## [Provided data]
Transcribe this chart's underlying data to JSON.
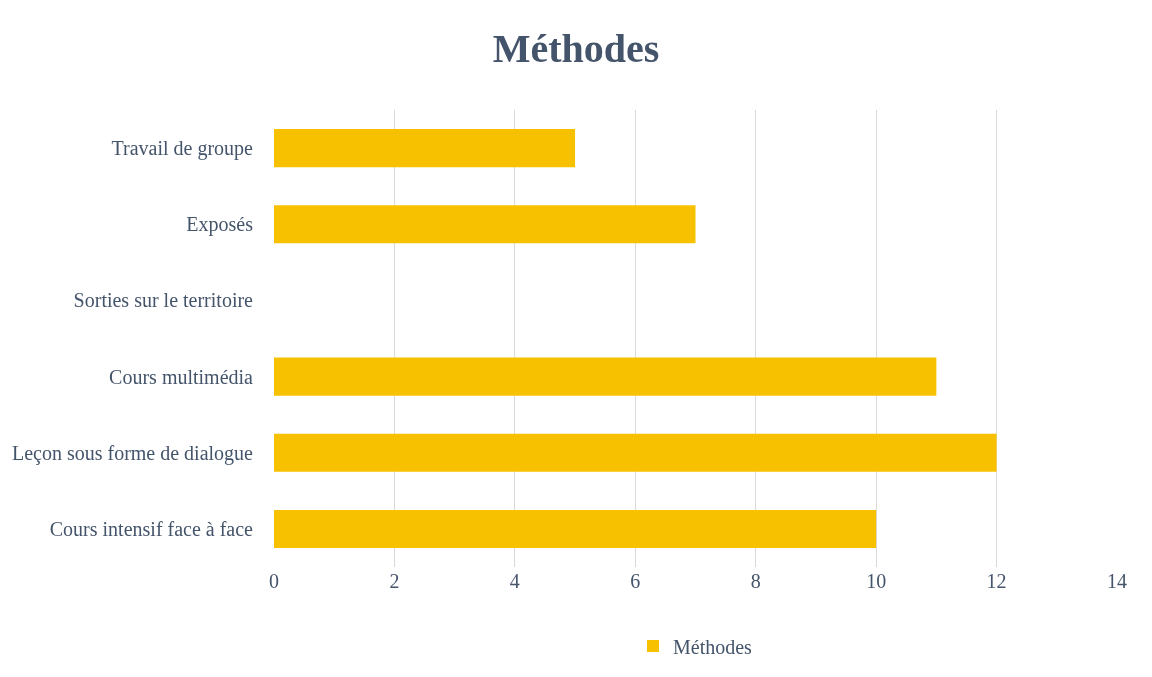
{
  "chart_data": {
    "type": "bar",
    "title": "Méthodes",
    "orientation": "horizontal",
    "categories": [
      "Travail de groupe",
      "Exposés",
      "Sorties sur le territoire",
      "Cours multimédia",
      "Leçon sous forme de dialogue",
      "Cours intensif face à face"
    ],
    "series": [
      {
        "name": "Méthodes",
        "color": "#f7c100",
        "values": [
          5,
          7,
          0,
          11,
          12,
          10
        ]
      }
    ],
    "xlim": [
      0,
      14
    ],
    "xticks": [
      0,
      2,
      4,
      6,
      8,
      10,
      12,
      14
    ],
    "grid": "x",
    "legend": "bottom"
  }
}
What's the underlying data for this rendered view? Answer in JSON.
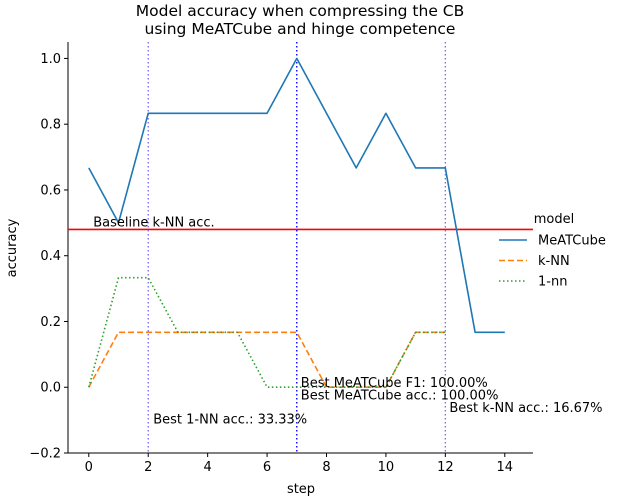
{
  "chart_data": {
    "type": "line",
    "title": "Model accuracy when compressing the CB",
    "subtitle": "using MeATCube and hinge competence",
    "xlabel": "step",
    "ylabel": "accuracy",
    "xlim": [
      -0.7,
      14.95
    ],
    "ylim": [
      -0.2,
      1.05
    ],
    "xticks": [
      0,
      2,
      4,
      6,
      8,
      10,
      12,
      14
    ],
    "yticks": [
      -0.2,
      0.0,
      0.2,
      0.4,
      0.6,
      0.8,
      1.0
    ],
    "xtick_labels": [
      "0",
      "2",
      "4",
      "6",
      "8",
      "10",
      "12",
      "14"
    ],
    "ytick_labels": [
      "−0.2",
      "0.0",
      "0.2",
      "0.4",
      "0.6",
      "0.8",
      "1.0"
    ],
    "grid": false,
    "legend": {
      "title": "model",
      "placement": "right"
    },
    "series": [
      {
        "name": "MeATCube",
        "color": "#1f77b4",
        "dash": "solid",
        "x": [
          0,
          1,
          2,
          3,
          4,
          5,
          6,
          7,
          8,
          9,
          10,
          11,
          12,
          13,
          14
        ],
        "y": [
          0.667,
          0.5,
          0.833,
          0.833,
          0.833,
          0.833,
          0.833,
          1.0,
          0.833,
          0.667,
          0.833,
          0.667,
          0.667,
          0.167,
          0.167
        ]
      },
      {
        "name": "k-NN",
        "color": "#ff7f0e",
        "dash": "dashed",
        "x": [
          0,
          1,
          2,
          3,
          4,
          5,
          6,
          7,
          8,
          9,
          10,
          11,
          12
        ],
        "y": [
          0.0,
          0.167,
          0.167,
          0.167,
          0.167,
          0.167,
          0.167,
          0.167,
          0.0,
          0.0,
          0.0,
          0.167,
          0.167
        ]
      },
      {
        "name": "1-nn",
        "color": "#2ca02c",
        "dash": "dotted",
        "x": [
          0,
          1,
          2,
          3,
          4,
          5,
          6,
          7,
          8,
          9,
          10,
          11,
          12
        ],
        "y": [
          0.0,
          0.333,
          0.333,
          0.167,
          0.167,
          0.167,
          0.0,
          0.0,
          0.0,
          0.0,
          0.0,
          0.167,
          0.167
        ]
      }
    ],
    "hlines": [
      {
        "y": 0.48,
        "color": "#ff0000",
        "label": "Baseline k-NN acc."
      }
    ],
    "vlines": [
      {
        "x": 2,
        "color": "#7b68ee",
        "label": "Best 1-NN acc.: 33.33%"
      },
      {
        "x": 7,
        "color": "#7b68ee",
        "label": "Best MeATCube F1: 100.00%"
      },
      {
        "x": 7,
        "color": "#0000ff",
        "label": "Best MeATCube acc.: 100.00%"
      },
      {
        "x": 12,
        "color": "#7b68ee",
        "label": "Best k-NN acc.: 16.67%"
      }
    ]
  }
}
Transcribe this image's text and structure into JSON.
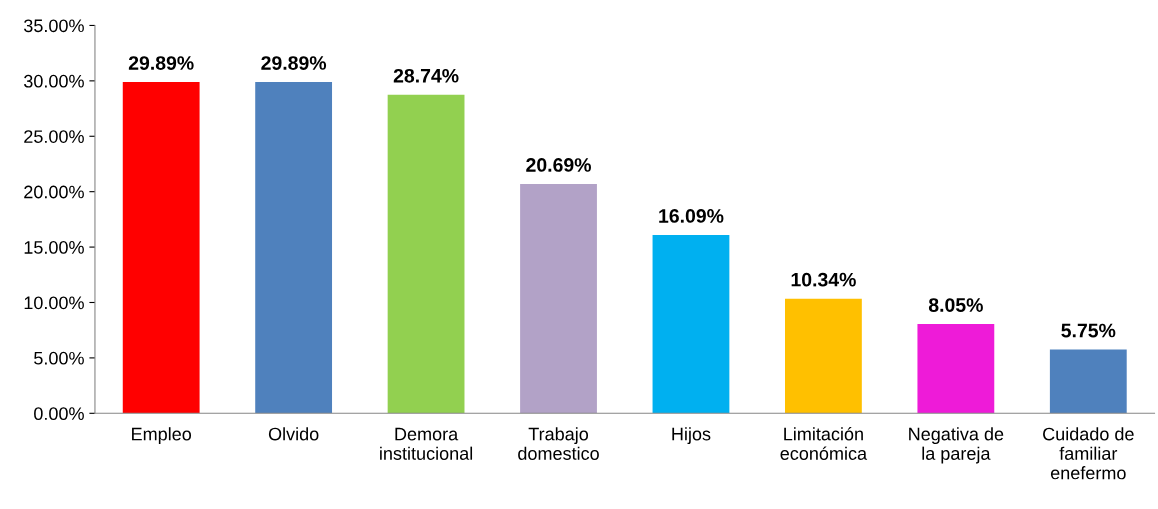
{
  "chart_data": {
    "type": "bar",
    "categories": [
      "Empleo",
      "Olvido",
      "Demora\ninstitucional",
      "Trabajo\ndomestico",
      "Hijos",
      "Limitación\neconómica",
      "Negativa de\nla pareja",
      "Cuidado de\nfamiliar\nenefermo"
    ],
    "values": [
      29.89,
      29.89,
      28.74,
      20.69,
      16.09,
      10.34,
      8.05,
      5.75
    ],
    "value_labels": [
      "29.89%",
      "29.89%",
      "28.74%",
      "20.69%",
      "16.09%",
      "10.34%",
      "8.05%",
      "5.75%"
    ],
    "colors": [
      "#ff0000",
      "#4f81bd",
      "#92d050",
      "#b2a2c7",
      "#00b0f0",
      "#ffc000",
      "#ee1bd8",
      "#4f81bd"
    ],
    "ylim": [
      0,
      35
    ],
    "yticks": [
      {
        "value": 0,
        "label": "0.00%"
      },
      {
        "value": 5,
        "label": "5.00%"
      },
      {
        "value": 10,
        "label": "10.00%"
      },
      {
        "value": 15,
        "label": "15.00%"
      },
      {
        "value": 20,
        "label": "20.00%"
      },
      {
        "value": 25,
        "label": "25.00%"
      },
      {
        "value": 30,
        "label": "30.00%"
      },
      {
        "value": 35,
        "label": "35.00%"
      }
    ],
    "grid": false,
    "legend": false
  }
}
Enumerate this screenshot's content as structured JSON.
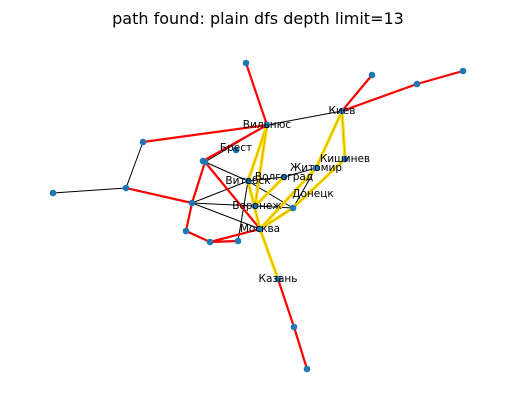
{
  "title": "path found: plain dfs depth limit=13",
  "colors": {
    "node": "#1f77b4",
    "edge": "#000000",
    "path_edge": "#ff0000",
    "highlight_edge": "#ffdd00",
    "background": "#ffffff"
  },
  "nodes": [
    {
      "id": "vilnius",
      "label": "Вильнюс"
    },
    {
      "id": "brest",
      "label": "Брест"
    },
    {
      "id": "vitebsk",
      "label": "Витебск"
    },
    {
      "id": "volgograd",
      "label": "Волгоград"
    },
    {
      "id": "voronezh",
      "label": "Воронеж"
    },
    {
      "id": "moskva",
      "label": "Москва"
    },
    {
      "id": "kazan",
      "label": "Казань"
    },
    {
      "id": "kiev",
      "label": "Киев"
    },
    {
      "id": "kishinev",
      "label": "Кишинев"
    },
    {
      "id": "zhitomir",
      "label": "Житомир"
    },
    {
      "id": "donetsk",
      "label": "Донецк"
    },
    {
      "id": "n1",
      "label": ""
    },
    {
      "id": "n2",
      "label": ""
    },
    {
      "id": "n3",
      "label": ""
    },
    {
      "id": "n4",
      "label": ""
    },
    {
      "id": "n5",
      "label": ""
    },
    {
      "id": "n6",
      "label": ""
    },
    {
      "id": "n7",
      "label": ""
    },
    {
      "id": "n8",
      "label": ""
    },
    {
      "id": "n9",
      "label": ""
    },
    {
      "id": "n10",
      "label": ""
    },
    {
      "id": "n11",
      "label": ""
    },
    {
      "id": "n12",
      "label": ""
    },
    {
      "id": "n13",
      "label": ""
    },
    {
      "id": "n14",
      "label": ""
    },
    {
      "id": "n15",
      "label": ""
    }
  ],
  "edges": [
    {
      "from": "n3",
      "to": "n2",
      "kind": "normal"
    },
    {
      "from": "n2",
      "to": "n1",
      "kind": "normal"
    },
    {
      "from": "n2",
      "to": "n5",
      "kind": "path"
    },
    {
      "from": "n1",
      "to": "vilnius",
      "kind": "path"
    },
    {
      "from": "vilnius",
      "to": "n4",
      "kind": "path"
    },
    {
      "from": "vilnius",
      "to": "kiev",
      "kind": "normal"
    },
    {
      "from": "kiev",
      "to": "n10",
      "kind": "path"
    },
    {
      "from": "kiev",
      "to": "n11",
      "kind": "path"
    },
    {
      "from": "n11",
      "to": "n12",
      "kind": "path"
    },
    {
      "from": "vilnius",
      "to": "n6",
      "kind": "normal"
    },
    {
      "from": "n6",
      "to": "n5",
      "kind": "path"
    },
    {
      "from": "n5",
      "to": "n7",
      "kind": "path"
    },
    {
      "from": "n7",
      "to": "n8",
      "kind": "path"
    },
    {
      "from": "n8",
      "to": "n9",
      "kind": "path"
    },
    {
      "from": "n8",
      "to": "moskva",
      "kind": "path"
    },
    {
      "from": "n5",
      "to": "vitebsk",
      "kind": "normal"
    },
    {
      "from": "n5",
      "to": "voronezh",
      "kind": "normal"
    },
    {
      "from": "n5",
      "to": "moskva",
      "kind": "normal"
    },
    {
      "from": "n6",
      "to": "moskva",
      "kind": "path"
    },
    {
      "from": "n6",
      "to": "vitebsk",
      "kind": "normal"
    },
    {
      "from": "vilnius",
      "to": "vitebsk",
      "kind": "highlight"
    },
    {
      "from": "vilnius",
      "to": "voronezh",
      "kind": "highlight"
    },
    {
      "from": "vitebsk",
      "to": "moskva",
      "kind": "highlight"
    },
    {
      "from": "vitebsk",
      "to": "volgograd",
      "kind": "normal"
    },
    {
      "from": "vitebsk",
      "to": "n9",
      "kind": "normal"
    },
    {
      "from": "vitebsk",
      "to": "donetsk",
      "kind": "normal"
    },
    {
      "from": "volgograd",
      "to": "zhitomir",
      "kind": "normal"
    },
    {
      "from": "volgograd",
      "to": "voronezh",
      "kind": "highlight"
    },
    {
      "from": "zhitomir",
      "to": "kiev",
      "kind": "highlight"
    },
    {
      "from": "zhitomir",
      "to": "donetsk",
      "kind": "normal"
    },
    {
      "from": "zhitomir",
      "to": "moskva",
      "kind": "highlight"
    },
    {
      "from": "kiev",
      "to": "kishinev",
      "kind": "highlight"
    },
    {
      "from": "kishinev",
      "to": "donetsk",
      "kind": "highlight"
    },
    {
      "from": "donetsk",
      "to": "moskva",
      "kind": "highlight"
    },
    {
      "from": "voronezh",
      "to": "donetsk",
      "kind": "normal"
    },
    {
      "from": "moskva",
      "to": "kazan",
      "kind": "highlight"
    },
    {
      "from": "kazan",
      "to": "n13",
      "kind": "path"
    },
    {
      "from": "n13",
      "to": "n14",
      "kind": "path"
    },
    {
      "from": "n15",
      "to": "vilnius",
      "kind": "path"
    }
  ]
}
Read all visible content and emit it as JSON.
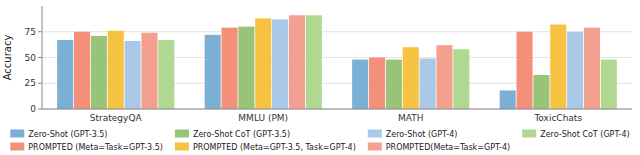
{
  "chart_data": {
    "type": "bar",
    "categories": [
      "StrategyQA",
      "MMLU (PM)",
      "MATH",
      "ToxicChats"
    ],
    "series": [
      {
        "name": "Zero-Shot (GPT-3.5)",
        "color": "#7bafd4",
        "values": [
          67,
          72,
          48,
          18
        ]
      },
      {
        "name": "PROMPTED (Meta=Task=GPT-3.5)",
        "color": "#f4907a",
        "values": [
          75,
          79,
          50,
          75
        ]
      },
      {
        "name": "Zero-Shot CoT (GPT-3.5)",
        "color": "#98c47a",
        "values": [
          71,
          80,
          48,
          33
        ]
      },
      {
        "name": "PROMPTED (Meta=GPT-3.5, Task=GPT-4)",
        "color": "#f5c242",
        "values": [
          76,
          88,
          60,
          82
        ]
      },
      {
        "name": "Zero-Shot (GPT-4)",
        "color": "#aac8e8",
        "values": [
          66,
          87,
          49,
          75
        ]
      },
      {
        "name": "PROMPTED(Meta=Task=GPT-4)",
        "color": "#f4a090",
        "values": [
          74,
          91,
          62,
          79
        ]
      },
      {
        "name": "Zero-Shot CoT (GPT-4)",
        "color": "#b0d890",
        "values": [
          67,
          91,
          58,
          48
        ]
      }
    ],
    "ylabel": "Accuracy",
    "ylim": [
      0,
      100
    ],
    "yticks": [
      0,
      25,
      50,
      75
    ],
    "grid": true,
    "legend": "bottom"
  }
}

## [Problem to work on]
Copy out every line from the material above in which the word "underlying" appears.

## [Reply to the exercise]
Transcribe this chart's underlying data to JSON.
What's the underlying data for this rendered view? Answer in JSON.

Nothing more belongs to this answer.